Extracted data:

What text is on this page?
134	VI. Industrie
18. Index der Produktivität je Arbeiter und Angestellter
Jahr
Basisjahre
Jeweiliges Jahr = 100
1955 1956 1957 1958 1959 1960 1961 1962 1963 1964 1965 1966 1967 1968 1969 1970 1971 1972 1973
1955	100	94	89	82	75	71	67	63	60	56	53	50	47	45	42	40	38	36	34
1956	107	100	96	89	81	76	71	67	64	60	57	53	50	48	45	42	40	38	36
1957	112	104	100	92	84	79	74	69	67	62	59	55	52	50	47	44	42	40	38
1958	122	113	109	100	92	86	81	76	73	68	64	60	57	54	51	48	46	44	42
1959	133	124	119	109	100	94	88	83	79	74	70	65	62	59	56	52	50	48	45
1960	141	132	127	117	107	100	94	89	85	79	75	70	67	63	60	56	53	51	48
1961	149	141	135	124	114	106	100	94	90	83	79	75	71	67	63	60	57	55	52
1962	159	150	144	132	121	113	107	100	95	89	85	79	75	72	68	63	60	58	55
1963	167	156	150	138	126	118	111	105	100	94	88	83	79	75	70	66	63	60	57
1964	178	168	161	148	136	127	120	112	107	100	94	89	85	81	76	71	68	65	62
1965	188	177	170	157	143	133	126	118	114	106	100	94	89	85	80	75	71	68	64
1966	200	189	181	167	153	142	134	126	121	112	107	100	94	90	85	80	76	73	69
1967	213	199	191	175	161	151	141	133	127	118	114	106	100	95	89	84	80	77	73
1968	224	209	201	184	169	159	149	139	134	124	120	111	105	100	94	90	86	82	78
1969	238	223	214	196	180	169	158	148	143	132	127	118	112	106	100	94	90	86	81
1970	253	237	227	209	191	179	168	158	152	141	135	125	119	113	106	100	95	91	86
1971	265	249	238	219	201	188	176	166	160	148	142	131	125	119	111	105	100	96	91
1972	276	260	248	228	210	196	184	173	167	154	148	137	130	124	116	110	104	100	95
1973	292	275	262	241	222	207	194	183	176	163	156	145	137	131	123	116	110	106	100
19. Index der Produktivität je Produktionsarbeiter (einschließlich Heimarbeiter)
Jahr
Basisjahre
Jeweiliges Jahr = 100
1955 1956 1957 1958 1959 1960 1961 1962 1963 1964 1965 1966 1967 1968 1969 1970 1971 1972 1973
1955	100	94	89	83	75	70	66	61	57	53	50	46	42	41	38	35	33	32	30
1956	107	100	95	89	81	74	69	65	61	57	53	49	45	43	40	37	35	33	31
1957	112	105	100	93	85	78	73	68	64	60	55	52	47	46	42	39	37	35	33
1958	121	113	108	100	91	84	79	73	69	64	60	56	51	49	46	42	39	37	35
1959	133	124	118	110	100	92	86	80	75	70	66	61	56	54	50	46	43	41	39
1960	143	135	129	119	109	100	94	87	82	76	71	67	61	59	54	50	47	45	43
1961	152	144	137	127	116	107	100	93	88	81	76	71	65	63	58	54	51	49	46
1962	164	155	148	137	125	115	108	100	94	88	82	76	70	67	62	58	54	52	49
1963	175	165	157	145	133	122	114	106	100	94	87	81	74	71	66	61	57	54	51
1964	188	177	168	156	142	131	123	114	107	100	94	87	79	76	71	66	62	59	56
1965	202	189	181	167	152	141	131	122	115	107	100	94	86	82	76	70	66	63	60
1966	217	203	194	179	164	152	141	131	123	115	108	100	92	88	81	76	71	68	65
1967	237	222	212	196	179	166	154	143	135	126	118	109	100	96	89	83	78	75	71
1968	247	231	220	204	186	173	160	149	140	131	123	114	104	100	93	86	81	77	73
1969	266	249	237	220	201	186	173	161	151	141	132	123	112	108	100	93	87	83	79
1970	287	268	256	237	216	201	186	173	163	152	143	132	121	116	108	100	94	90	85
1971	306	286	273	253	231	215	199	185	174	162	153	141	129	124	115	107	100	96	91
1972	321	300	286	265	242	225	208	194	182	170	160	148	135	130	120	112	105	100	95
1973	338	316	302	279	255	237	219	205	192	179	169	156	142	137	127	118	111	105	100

Directions:
Restate each entry exactly, skipping none.

Answer to this problem:
What text is on this page?
134	VI. Industrie
18. Index der Produktivität je Arbeiter und Angestellter
Jahr
Basisjahre
Jeweiliges Jahr = 100
1955 1956 1957 1958 1959 1960 1961 1962 1963 1964 1965 1966 1967 1968 1969 1970 1971 1972 1973
1955	100	94	89	82	75	71	67	63	60	56	53	50	47	45	42	40	38	36	34
1956	107	100	96	89	81	76	71	67	64	60	57	53	50	48	45	42	40	38	36
1957	112	104	100	92	84	79	74	69	67	62	59	55	52	50	47	44	42	40	38
1958	122	113	109	100	92	86	81	76	73	68	64	60	57	54	51	48	46	44	42
1959	133	124	119	109	100	94	88	83	79	74	70	65	62	59	56	52	50	48	45
1960	141	132	127	117	107	100	94	89	85	79	75	70	67	63	60	56	53	51	48
1961	149	141	135	124	114	106	100	94	90	83	79	75	71	67	63	60	57	55	52
1962	159	150	144	132	121	113	107	100	95	89	85	79	75	72	68	63	60	58	55
1963	167	156	150	138	126	118	111	105	100	94	88	83	79	75	70	66	63	60	57
1964	178	168	161	148	136	127	120	112	107	100	94	89	85	81	76	71	68	65	62
1965	188	177	170	157	143	133	126	118	114	106	100	94	89	85	80	75	71	68	64
1966	200	189	181	167	153	142	134	126	121	112	107	100	94	90	85	80	76	73	69
1967	213	199	191	175	161	151	141	133	127	118	114	106	100	95	89	84	80	77	73
1968	224	209	201	184	169	159	149	139	134	124	120	111	105	100	94	90	86	82	78
1969	238	223	214	196	180	169	158	148	143	132	127	118	112	106	100	94	90	86	81
1970	253	237	227	209	191	179	168	158	152	141	135	125	119	113	106	100	95	91	86
1971	265	249	238	219	201	188	176	166	160	148	142	131	125	119	111	105	100	96	91
1972	276	260	248	228	210	196	184	173	167	154	148	137	130	124	116	110	104	100	95
1973	292	275	262	241	222	207	194	183	176	163	156	145	137	131	123	116	110	106	100
19. Index der Produktivität je Produktionsarbeiter (einschließlich Heimarbeiter)
Jahr
Basisjahre
Jeweiliges Jahr = 100
1955 1956 1957 1958 1959 1960 1961 1962 1963 1964 1965 1966 1967 1968 1969 1970 1971 1972 1973
1955	100	94	89	83	75	70	66	61	57	53	50	46	42	41	38	35	33	32	30
1956	107	100	95	89	81	74	69	65	61	57	53	49	45	43	40	37	35	33	31
1957	112	105	100	93	85	78	73	68	64	60	55	52	47	46	42	39	37	35	33
1958	121	113	108	100	91	84	79	73	69	64	60	56	51	49	46	42	39	37	35
1959	133	124	118	110	100	92	86	80	75	70	66	61	56	54	50	46	43	41	39
1960	143	135	129	119	109	100	94	87	82	76	71	67	61	59	54	50	47	45	43
1961	152	144	137	127	116	107	100	93	88	81	76	71	65	63	58	54	51	49	46
1962	164	155	148	137	125	115	108	100	94	88	82	76	70	67	62	58	54	52	49
1963	175	165	157	145	133	122	114	106	100	94	87	81	74	71	66	61	57	54	51
1964	188	177	168	156	142	131	123	114	107	100	94	87	79	76	71	66	62	59	56
1965	202	189	181	167	152	141	131	122	115	107	100	94	86	82	76	70	66	63	60
1966	217	203	194	179	164	152	141	131	123	115	108	100	92	88	81	76	71	68	65
1967	237	222	212	196	179	166	154	143	135	126	118	109	100	96	89	83	78	75	71
1968	247	231	220	204	186	173	160	149	140	131	123	114	104	100	93	86	81	77	73
1969	266	249	237	220	201	186	173	161	151	141	132	123	112	108	100	93	87	83	79
1970	287	268	256	237	216	201	186	173	163	152	143	132	121	116	108	100	94	90	85
1971	306	286	273	253	231	215	199	185	174	162	153	141	129	124	115	107	100	96	91
1972	321	300	286	265	242	225	208	194	182	170	160	148	135	130	120	112	105	100	95
1973	338	316	302	279	255	237	219	205	192	179	169	156	142	137	127	118	111	105	100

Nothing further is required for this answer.